↓↓↓

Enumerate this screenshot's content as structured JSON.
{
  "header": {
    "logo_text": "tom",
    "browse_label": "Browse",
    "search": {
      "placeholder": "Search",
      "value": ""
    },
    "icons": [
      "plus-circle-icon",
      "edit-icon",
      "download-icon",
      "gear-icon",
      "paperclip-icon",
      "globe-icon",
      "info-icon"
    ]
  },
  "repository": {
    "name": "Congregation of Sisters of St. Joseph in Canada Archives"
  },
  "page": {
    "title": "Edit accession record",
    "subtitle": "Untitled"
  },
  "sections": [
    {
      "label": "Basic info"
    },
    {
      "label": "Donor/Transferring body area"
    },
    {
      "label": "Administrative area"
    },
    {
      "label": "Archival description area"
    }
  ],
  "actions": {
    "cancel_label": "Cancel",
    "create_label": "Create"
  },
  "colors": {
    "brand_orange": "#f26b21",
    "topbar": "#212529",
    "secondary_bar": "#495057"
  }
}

↑↑↑

● **Exercise**
How many lines in these entries contain the string "area"? State the number and nothing more.

● **Full response**
3